| Work instructions |
1. According to the job posting, which teams will the Technical Program Manager coordinate work across?
2. Summarize the job posting in two sentences.
--- BEGIN Reading passage ---
We are looking for a Technical Program Manager (TPM) to drive cross-team execution for the inference platform as it scales in usage, regions, and complexity.
What You’ll Do
As a TPM for the AI Studio inference platform, you will own end-to-end delivery of complex, cross-functional initiatives that span infrastructure, platform engineering, hardware, and customer-facing teams.
You will:
Drive large, cross-team programs related to platform scaling, reliability, performance, and cost efficiency
Coordinate work across AI Studio engineers, Cloud Platform and Observability teams
Translate product and customer requirements (latency, throughput, SLAs, cost) into executable technical plans
Define clear scope, milestones, dependencies, and success metrics for multi-quarter initiatives
Unblock teams by driving decisions on architecture trade-offs, rollout strategies, and operational processes
Track and communicate risks, incidents, and dependencies to stakeholders at both engineering and leadership levels
Introduce and scale repeatable processes for launches, capacity planning, incident reviews, and platform changes
Support execution around model rollouts, autoscaling changes, GPU capacity expansion, and regional launches
What We Expect
5+ years of experience as a TPM (or equivalent role) leading cross-team technical programs
Strong technical foundation in cloud platforms, distributed systems, and production infrastructure
Practical understanding of Kubernetes-based platforms , service reliability, and observability (metrics, logs, traces)
--- END Reading passage ---
--- BEGIN Data shown ---
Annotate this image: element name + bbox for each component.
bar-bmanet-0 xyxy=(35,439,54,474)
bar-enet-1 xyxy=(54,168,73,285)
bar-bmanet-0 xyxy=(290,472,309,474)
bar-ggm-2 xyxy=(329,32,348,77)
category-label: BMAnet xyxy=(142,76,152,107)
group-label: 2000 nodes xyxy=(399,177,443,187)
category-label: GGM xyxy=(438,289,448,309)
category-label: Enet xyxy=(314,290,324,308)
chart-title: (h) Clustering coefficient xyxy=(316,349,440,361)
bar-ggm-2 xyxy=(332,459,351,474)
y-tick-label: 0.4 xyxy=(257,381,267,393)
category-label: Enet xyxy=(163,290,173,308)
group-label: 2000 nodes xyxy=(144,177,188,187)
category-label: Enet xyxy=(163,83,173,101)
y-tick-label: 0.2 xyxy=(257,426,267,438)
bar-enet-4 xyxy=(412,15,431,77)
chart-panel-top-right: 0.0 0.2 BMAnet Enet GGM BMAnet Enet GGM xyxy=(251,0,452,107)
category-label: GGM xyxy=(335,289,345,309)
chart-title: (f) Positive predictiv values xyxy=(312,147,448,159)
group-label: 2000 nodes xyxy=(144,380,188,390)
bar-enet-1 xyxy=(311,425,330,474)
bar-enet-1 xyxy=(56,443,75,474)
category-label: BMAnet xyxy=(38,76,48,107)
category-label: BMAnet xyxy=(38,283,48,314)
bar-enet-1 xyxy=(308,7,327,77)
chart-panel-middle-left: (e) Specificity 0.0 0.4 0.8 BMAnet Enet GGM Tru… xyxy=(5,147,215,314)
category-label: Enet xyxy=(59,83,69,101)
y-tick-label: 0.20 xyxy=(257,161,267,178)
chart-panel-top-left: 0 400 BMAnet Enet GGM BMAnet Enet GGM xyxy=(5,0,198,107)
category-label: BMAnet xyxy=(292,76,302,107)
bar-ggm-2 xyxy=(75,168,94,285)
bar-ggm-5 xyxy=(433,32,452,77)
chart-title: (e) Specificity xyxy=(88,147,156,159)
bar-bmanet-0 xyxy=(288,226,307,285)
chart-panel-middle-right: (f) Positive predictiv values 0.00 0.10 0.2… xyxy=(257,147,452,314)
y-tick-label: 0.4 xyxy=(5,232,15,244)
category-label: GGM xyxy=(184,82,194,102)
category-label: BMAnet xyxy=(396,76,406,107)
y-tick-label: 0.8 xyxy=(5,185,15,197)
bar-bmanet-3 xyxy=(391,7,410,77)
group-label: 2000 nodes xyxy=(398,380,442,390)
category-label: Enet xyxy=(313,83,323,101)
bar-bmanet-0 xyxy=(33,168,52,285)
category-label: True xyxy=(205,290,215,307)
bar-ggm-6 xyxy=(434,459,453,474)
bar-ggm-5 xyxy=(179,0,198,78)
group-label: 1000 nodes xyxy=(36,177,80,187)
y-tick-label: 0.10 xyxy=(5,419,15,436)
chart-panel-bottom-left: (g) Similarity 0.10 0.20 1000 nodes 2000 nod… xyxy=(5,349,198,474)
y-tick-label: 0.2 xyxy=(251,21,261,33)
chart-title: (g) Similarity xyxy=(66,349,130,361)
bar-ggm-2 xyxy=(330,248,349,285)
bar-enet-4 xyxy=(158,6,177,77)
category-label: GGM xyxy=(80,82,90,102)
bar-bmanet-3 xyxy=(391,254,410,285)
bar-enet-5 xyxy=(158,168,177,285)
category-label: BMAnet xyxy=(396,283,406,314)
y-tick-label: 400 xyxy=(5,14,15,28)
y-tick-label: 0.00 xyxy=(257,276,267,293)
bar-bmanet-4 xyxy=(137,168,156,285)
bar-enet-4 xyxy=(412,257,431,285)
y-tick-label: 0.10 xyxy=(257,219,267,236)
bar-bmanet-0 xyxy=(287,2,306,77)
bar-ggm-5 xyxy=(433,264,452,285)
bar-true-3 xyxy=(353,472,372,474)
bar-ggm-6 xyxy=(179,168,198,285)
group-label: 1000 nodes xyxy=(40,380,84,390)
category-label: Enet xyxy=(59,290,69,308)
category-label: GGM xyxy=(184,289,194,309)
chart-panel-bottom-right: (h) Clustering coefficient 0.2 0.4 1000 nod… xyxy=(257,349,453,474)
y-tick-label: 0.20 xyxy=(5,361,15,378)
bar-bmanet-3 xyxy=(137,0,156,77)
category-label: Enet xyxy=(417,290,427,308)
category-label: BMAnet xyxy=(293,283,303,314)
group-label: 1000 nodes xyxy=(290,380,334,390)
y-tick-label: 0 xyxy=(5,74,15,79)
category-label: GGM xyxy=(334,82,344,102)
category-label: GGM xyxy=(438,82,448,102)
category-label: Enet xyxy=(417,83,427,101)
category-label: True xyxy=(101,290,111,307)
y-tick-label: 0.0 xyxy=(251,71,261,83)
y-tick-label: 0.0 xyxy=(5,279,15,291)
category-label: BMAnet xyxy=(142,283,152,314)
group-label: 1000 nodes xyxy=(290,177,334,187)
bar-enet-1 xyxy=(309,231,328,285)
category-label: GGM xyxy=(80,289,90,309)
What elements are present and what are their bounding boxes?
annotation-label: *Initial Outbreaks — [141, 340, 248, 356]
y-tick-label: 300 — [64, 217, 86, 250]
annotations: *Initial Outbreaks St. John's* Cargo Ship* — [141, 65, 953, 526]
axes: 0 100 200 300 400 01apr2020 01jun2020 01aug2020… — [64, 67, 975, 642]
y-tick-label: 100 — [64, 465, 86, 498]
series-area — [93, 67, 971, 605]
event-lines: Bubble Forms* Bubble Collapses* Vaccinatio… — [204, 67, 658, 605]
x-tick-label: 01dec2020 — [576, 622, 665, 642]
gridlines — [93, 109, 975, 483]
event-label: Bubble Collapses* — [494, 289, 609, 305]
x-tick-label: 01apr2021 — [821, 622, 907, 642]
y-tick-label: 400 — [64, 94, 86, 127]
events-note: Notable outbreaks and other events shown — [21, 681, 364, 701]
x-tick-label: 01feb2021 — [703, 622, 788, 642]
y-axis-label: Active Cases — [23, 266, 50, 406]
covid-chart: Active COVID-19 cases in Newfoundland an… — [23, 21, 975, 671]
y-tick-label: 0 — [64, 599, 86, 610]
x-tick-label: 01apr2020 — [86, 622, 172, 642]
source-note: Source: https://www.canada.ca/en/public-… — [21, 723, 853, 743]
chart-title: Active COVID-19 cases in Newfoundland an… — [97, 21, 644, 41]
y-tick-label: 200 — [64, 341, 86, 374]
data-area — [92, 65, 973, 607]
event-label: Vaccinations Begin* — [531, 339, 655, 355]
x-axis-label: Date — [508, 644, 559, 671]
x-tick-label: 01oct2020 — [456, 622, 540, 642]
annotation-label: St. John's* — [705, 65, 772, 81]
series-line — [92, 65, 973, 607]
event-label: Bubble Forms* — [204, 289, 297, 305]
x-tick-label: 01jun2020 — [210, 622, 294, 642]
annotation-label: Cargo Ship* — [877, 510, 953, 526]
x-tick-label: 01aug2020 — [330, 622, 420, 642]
--- END Data shown ---
| Exercise results |
1. AI Studio engineers, Cloud Platform and Observability teams.

2. The job posting seeks a Technical Program Manager to drive cross-team execution for the AI Studio inference platform, owning end-to-end delivery of initiatives related to platform scaling, reliability, performance, and cost efficiency. Candidates are expected to have 5+ years of experience as a TPM or in an equivalent role, a strong technical foundation in cloud platforms and distributed systems, and practical understanding of Kubernetes-based platforms, service reliability, and observability.